→ SET PROBLEM
Locate and copy each line in the data that contains the word "safety".
::::
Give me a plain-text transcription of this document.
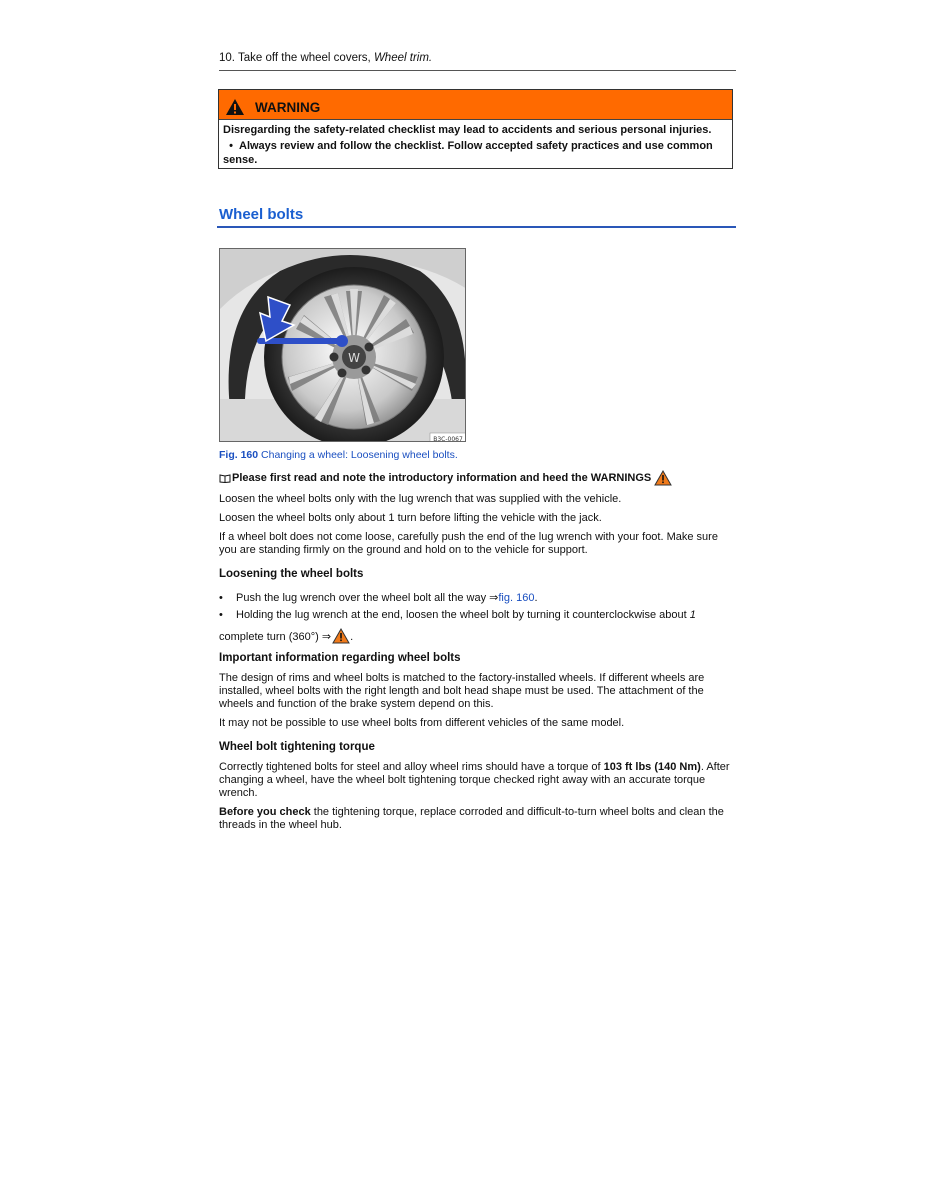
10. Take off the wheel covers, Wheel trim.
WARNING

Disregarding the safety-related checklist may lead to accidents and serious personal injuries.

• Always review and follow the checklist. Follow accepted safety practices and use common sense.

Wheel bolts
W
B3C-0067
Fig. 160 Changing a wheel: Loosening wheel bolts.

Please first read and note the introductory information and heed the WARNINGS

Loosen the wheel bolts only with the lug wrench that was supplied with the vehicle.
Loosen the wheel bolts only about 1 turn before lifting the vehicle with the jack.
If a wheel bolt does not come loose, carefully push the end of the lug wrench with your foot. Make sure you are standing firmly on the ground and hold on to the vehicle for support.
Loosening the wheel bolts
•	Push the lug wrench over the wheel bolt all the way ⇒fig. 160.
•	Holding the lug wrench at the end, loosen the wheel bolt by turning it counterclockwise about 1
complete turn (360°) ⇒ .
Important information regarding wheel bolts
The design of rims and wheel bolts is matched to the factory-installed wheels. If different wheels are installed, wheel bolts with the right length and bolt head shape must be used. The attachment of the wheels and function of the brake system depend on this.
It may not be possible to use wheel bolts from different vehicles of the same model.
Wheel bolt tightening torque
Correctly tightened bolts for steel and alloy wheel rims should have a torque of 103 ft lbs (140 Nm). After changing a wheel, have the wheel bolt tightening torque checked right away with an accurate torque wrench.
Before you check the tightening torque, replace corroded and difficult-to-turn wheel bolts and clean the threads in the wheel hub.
::::
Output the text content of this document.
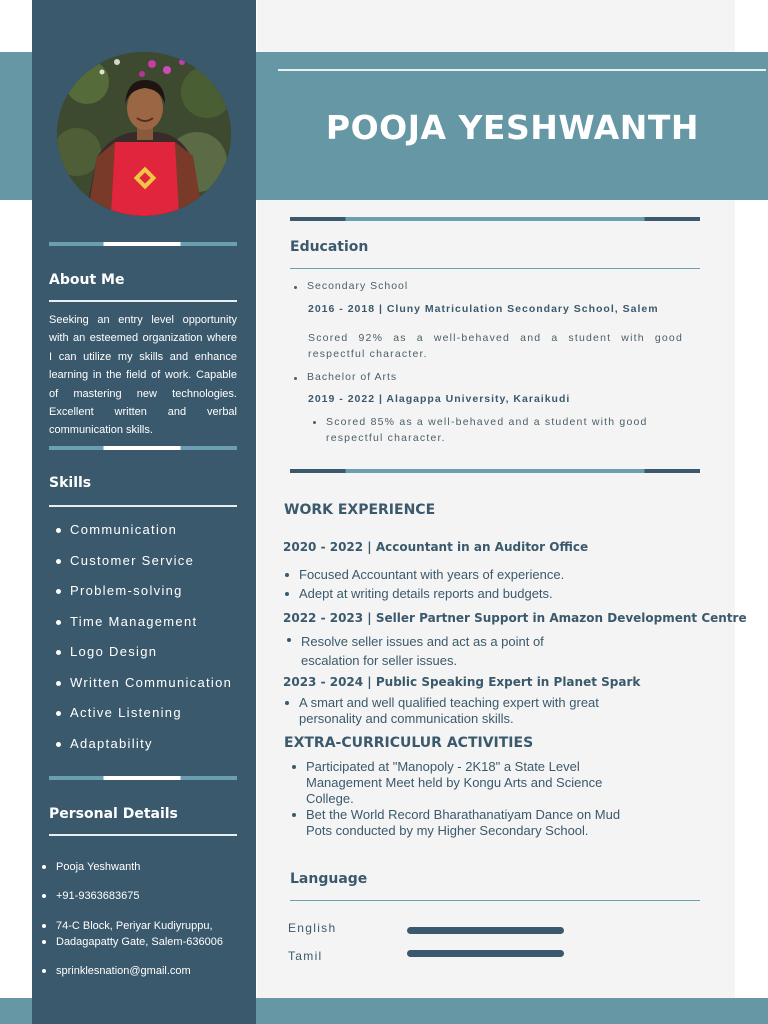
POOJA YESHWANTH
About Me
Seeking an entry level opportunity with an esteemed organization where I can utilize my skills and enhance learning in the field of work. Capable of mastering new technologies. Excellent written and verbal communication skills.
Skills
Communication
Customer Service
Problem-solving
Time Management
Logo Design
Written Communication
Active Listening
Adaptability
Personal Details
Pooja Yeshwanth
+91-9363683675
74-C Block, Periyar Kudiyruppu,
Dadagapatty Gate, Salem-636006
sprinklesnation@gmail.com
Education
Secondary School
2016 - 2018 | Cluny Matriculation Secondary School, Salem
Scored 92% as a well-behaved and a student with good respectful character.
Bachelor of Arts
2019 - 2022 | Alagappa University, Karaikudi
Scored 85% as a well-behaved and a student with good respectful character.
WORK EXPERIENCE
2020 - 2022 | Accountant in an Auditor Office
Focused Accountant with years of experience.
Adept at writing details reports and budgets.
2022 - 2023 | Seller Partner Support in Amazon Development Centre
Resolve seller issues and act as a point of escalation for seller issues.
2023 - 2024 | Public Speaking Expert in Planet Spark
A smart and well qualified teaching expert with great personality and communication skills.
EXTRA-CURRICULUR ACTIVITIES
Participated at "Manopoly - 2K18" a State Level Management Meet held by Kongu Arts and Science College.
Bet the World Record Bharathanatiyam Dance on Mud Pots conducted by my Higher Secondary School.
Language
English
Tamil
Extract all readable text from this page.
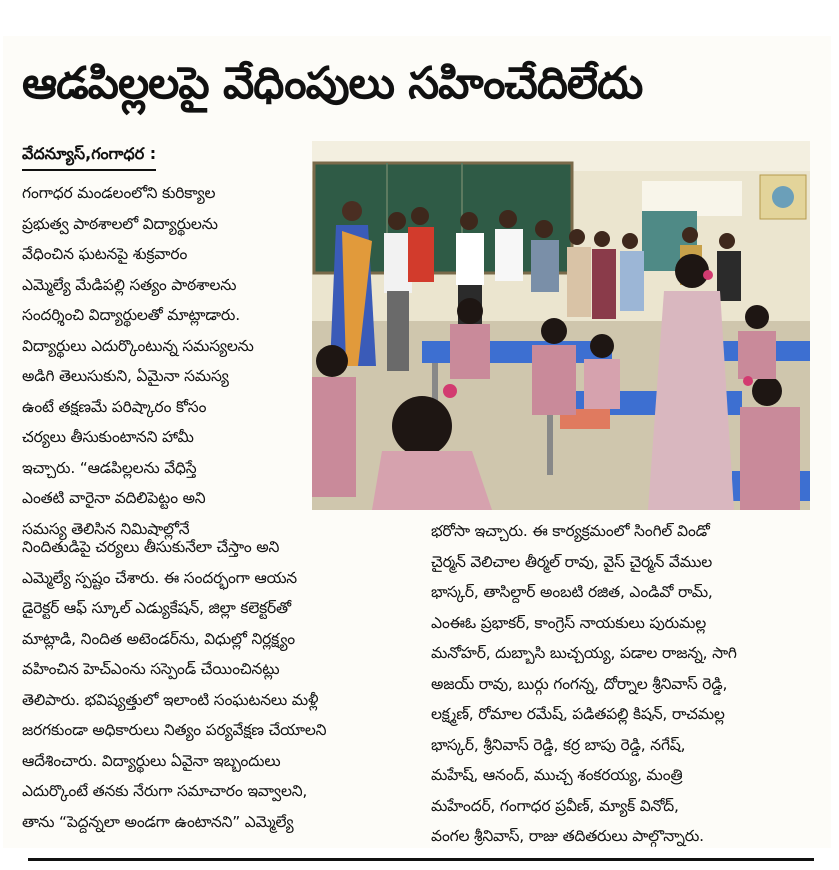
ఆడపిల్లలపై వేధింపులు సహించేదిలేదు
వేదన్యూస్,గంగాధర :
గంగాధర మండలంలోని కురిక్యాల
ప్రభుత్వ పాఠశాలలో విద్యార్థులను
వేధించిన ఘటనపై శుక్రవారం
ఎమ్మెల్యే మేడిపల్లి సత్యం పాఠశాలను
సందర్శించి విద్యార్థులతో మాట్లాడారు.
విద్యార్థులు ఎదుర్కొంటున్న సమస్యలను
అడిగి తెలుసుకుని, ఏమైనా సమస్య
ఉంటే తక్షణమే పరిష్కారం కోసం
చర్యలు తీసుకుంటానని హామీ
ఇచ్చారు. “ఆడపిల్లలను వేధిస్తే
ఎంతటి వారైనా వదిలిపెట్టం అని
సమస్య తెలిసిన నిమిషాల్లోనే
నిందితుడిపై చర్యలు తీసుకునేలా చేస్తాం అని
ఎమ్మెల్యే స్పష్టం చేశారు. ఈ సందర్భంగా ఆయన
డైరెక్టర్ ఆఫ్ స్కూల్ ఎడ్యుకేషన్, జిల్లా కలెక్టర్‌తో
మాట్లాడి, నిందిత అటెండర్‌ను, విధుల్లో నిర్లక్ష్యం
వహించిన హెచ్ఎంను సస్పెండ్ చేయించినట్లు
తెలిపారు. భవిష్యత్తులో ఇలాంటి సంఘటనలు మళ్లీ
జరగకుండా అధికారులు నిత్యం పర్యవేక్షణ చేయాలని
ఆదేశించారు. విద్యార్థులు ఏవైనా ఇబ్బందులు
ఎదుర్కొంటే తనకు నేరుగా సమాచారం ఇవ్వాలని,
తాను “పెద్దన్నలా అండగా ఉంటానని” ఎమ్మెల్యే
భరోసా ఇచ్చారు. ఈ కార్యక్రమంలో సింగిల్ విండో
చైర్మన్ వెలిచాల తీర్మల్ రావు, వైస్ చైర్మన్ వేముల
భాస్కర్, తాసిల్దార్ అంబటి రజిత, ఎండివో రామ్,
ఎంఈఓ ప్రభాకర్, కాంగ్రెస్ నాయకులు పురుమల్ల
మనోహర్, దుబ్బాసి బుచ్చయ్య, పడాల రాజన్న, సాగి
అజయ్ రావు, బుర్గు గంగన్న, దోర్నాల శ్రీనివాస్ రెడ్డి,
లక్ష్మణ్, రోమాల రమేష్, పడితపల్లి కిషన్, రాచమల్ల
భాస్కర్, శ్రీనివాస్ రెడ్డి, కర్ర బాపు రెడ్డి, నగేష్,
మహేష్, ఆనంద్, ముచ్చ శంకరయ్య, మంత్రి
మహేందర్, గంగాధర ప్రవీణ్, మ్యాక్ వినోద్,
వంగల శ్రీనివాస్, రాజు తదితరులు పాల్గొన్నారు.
::::
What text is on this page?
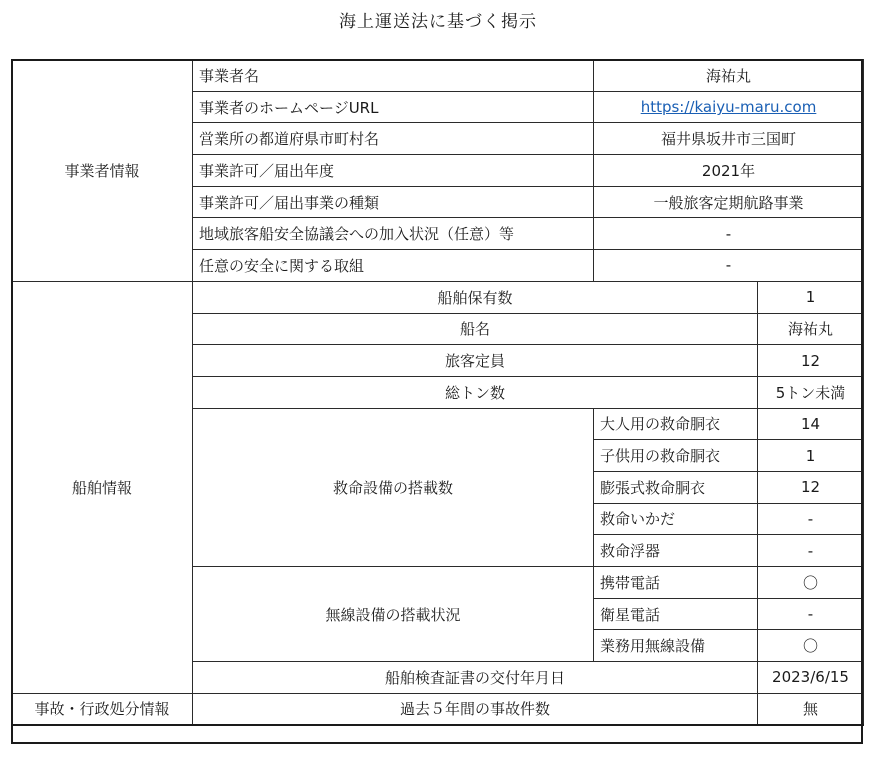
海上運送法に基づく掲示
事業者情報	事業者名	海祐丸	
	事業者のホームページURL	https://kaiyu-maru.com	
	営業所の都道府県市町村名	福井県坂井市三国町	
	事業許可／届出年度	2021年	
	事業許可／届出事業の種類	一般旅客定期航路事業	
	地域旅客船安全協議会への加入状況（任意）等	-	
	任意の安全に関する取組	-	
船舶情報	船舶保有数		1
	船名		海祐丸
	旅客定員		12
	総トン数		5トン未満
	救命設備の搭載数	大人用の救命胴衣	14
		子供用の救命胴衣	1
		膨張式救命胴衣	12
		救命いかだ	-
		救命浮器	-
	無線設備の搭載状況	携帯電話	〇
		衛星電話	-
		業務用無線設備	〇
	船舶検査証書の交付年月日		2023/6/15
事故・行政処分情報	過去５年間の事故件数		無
::::
→ RESULT FOR THIS TASK
Disregarding the safety-related checklist may lead to accidents and serious personal injuries.
• Always review and follow the checklist. Follow accepted safety practices and use common sense.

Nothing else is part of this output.